#### [GIVEN INSTRUCTION A]
According to the post on the gig economy, when did the "Bed and Breakfast" fad start?

#### [TEXT TO READ]
▬▬▬▬▬▬

Monday, June 20, 2022

From BnB to AirBnB - the History and Meltdown of the Gig Economy

The Gig Economy is going to melt down, eventually.  In the meantime, most of us little folks will get hurt.

Once upon a time, maybe 50 years ago, there was a mythical land of enchantment called the United States of America.  It was a prosperous place, but one that was carefully regulated.  You couldn't just paint "taxi" on the side of your car and drive people around for money.  That had been tried, decades prior, and it was decided it was a bad idea.  So instead, the number of taxis was regulated and there were standards that had to be met to own and operate a cab.  This prevented an oversupply of cabbies and outright wars between cab companies (and by wars, we mean violence, not price wars).

Back in those halcyon days, you couldn't just throw a few mattresses on the floor and call your house a "Hotel" - there were regulations in place, beginning with zoning.  If your area was zoned residential, you could not run a commercial enterprise there.  The number, location, and type of hotels and motels was controlled, and they were inspected and had to meet standards, for example, for fire protection.   Hotel owners couldn't charge "hidden fees" tacked on to your credit card after you left.  There were rules - rules to protect the public from an unscrupulous few.

But that started to change.  Maybe it was the recession of the late 1970's and early 1980's - that's about when the "Bed and Breakfast" fad started.  People would rent out rooms in their house, or cabins, as a "Bed and Breakfast" lodging, complete with a bed (duh!) and a light breakfast served the next day.  At first, there was opposition - from neighbors and from competing hotels.  But in the name of "do your own thing" many municipalities went along with this new trend, as it was deemed to be "good for the economy" and would attract tourism.

For every winner, of course, there were losers.  Maybe the "BnB" owner was making some money at it (doubtful - I have heard horror stories from nearly every BnB owner I have met - most sell out after five years or so due to the hassles and costs) but the neighbors weren't too happy about the increased traffic, the noise of vacationers having a good time, and so on and so forth.

The concept expanded.  Vacation Rentals By Owner or VRBO allowed people to rent out apartments and even houses as vacation destinations.  They are now merged with AirBnB and call themselves "Ver-Bow" which is a stupid name.

▬▬▬▬▬▬

#### [DATASET EXTRACT]
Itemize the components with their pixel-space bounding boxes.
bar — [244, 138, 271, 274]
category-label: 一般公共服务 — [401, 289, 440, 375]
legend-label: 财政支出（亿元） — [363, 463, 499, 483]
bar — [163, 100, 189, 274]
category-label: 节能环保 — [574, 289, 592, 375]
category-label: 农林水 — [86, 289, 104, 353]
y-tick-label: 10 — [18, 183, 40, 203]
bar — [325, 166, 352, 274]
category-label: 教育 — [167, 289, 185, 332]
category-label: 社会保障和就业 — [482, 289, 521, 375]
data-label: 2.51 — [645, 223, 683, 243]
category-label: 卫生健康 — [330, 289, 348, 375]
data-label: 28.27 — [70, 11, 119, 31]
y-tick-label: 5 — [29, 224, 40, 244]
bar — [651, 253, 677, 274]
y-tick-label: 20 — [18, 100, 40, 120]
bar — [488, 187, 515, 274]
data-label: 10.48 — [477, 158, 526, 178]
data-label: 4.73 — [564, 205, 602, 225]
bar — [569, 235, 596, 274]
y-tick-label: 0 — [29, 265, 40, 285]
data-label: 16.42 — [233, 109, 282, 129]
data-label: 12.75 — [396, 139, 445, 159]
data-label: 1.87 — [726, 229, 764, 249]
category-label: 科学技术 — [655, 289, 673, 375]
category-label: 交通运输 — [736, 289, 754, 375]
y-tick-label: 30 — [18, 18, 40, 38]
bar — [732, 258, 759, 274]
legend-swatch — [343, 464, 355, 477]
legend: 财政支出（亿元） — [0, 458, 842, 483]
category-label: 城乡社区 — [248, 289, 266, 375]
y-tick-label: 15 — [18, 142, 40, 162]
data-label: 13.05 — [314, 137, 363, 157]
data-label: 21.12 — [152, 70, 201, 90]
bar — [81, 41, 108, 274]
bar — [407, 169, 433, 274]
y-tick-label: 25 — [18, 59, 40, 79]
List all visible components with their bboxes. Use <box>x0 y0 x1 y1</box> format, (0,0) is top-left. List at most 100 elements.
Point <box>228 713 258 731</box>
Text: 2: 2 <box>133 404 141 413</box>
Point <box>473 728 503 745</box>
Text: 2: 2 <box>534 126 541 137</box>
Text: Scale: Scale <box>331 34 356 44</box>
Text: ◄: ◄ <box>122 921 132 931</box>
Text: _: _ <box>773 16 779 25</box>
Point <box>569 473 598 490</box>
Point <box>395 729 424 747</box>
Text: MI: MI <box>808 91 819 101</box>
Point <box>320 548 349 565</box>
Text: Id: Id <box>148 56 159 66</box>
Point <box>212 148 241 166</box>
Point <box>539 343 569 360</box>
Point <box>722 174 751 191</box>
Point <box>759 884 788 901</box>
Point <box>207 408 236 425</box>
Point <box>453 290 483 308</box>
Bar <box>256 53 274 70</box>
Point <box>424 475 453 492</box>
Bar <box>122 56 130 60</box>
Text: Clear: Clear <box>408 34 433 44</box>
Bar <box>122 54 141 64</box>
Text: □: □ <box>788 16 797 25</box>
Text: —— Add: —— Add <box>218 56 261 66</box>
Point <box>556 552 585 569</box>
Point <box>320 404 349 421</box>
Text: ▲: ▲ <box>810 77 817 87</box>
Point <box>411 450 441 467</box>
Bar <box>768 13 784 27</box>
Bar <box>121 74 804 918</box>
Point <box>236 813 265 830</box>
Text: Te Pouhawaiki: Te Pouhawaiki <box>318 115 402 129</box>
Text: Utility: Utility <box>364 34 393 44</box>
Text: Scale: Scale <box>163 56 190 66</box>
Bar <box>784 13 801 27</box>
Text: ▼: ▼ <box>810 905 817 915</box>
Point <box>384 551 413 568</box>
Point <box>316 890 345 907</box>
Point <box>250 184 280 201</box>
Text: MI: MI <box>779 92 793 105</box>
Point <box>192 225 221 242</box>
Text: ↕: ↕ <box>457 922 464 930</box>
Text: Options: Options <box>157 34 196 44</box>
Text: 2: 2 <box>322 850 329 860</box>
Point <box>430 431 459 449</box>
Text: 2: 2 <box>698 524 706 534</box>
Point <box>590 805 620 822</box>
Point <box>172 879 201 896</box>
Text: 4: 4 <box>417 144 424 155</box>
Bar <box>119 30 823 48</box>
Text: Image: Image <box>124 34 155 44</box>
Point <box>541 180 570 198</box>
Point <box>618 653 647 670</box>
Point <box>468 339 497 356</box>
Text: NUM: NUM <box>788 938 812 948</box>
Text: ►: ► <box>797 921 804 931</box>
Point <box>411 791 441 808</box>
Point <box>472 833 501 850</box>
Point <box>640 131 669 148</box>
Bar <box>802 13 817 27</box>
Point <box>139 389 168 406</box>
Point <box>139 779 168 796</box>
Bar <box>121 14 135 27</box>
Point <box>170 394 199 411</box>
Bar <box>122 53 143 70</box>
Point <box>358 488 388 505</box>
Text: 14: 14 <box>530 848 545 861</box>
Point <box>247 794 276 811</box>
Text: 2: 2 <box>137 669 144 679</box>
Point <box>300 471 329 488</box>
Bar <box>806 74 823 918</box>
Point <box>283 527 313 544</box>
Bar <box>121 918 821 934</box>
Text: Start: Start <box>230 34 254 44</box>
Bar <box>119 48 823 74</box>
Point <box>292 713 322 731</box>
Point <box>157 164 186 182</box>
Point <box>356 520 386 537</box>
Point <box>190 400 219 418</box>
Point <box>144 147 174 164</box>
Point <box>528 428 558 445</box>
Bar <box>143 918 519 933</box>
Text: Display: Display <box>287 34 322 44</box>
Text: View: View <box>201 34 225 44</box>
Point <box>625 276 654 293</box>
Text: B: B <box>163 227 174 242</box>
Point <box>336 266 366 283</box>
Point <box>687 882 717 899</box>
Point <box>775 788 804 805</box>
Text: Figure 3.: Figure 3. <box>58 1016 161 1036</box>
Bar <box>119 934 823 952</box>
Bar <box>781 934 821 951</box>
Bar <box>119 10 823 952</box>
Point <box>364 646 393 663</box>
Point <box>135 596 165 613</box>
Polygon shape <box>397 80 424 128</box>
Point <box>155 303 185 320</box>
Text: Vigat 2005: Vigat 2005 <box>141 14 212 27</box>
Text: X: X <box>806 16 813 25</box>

▬▬▬▬▬▬

#### [GIVEN INSTRUCTION B]
Retype the records word for word, starting with their first line and ending with the line that contains "category-label: 城乡社区 — [248, 289, 266, 375]". Include both of those lines.

#### [COMPLETE ANSWER A]
It started around the recession of the late 1970's and early 1980's.

#### [COMPLETE ANSWER B]
Itemize the components with their pixel-space bounding boxes.
bar — [244, 138, 271, 274]
category-label: 一般公共服务 — [401, 289, 440, 375]
legend-label: 财政支出（亿元） — [363, 463, 499, 483]
bar — [163, 100, 189, 274]
category-label: 节能环保 — [574, 289, 592, 375]
category-label: 农林水 — [86, 289, 104, 353]
y-tick-label: 10 — [18, 183, 40, 203]
bar — [325, 166, 352, 274]
category-label: 教育 — [167, 289, 185, 332]
category-label: 社会保障和就业 — [482, 289, 521, 375]
data-label: 2.51 — [645, 223, 683, 243]
category-label: 卫生健康 — [330, 289, 348, 375]
data-label: 28.27 — [70, 11, 119, 31]
y-tick-label: 5 — [29, 224, 40, 244]
bar — [651, 253, 677, 274]
y-tick-label: 20 — [18, 100, 40, 120]
bar — [488, 187, 515, 274]
data-label: 10.48 — [477, 158, 526, 178]
data-label: 4.73 — [564, 205, 602, 225]
bar — [569, 235, 596, 274]
y-tick-label: 0 — [29, 265, 40, 285]
data-label: 16.42 — [233, 109, 282, 129]
data-label: 12.75 — [396, 139, 445, 159]
data-label: 1.87 — [726, 229, 764, 249]
category-label: 科学技术 — [655, 289, 673, 375]
category-label: 交通运输 — [736, 289, 754, 375]
y-tick-label: 30 — [18, 18, 40, 38]
bar — [732, 258, 759, 274]
legend-swatch — [343, 464, 355, 477]
legend: 财政支出（亿元） — [0, 458, 842, 483]
category-label: 城乡社区 — [248, 289, 266, 375]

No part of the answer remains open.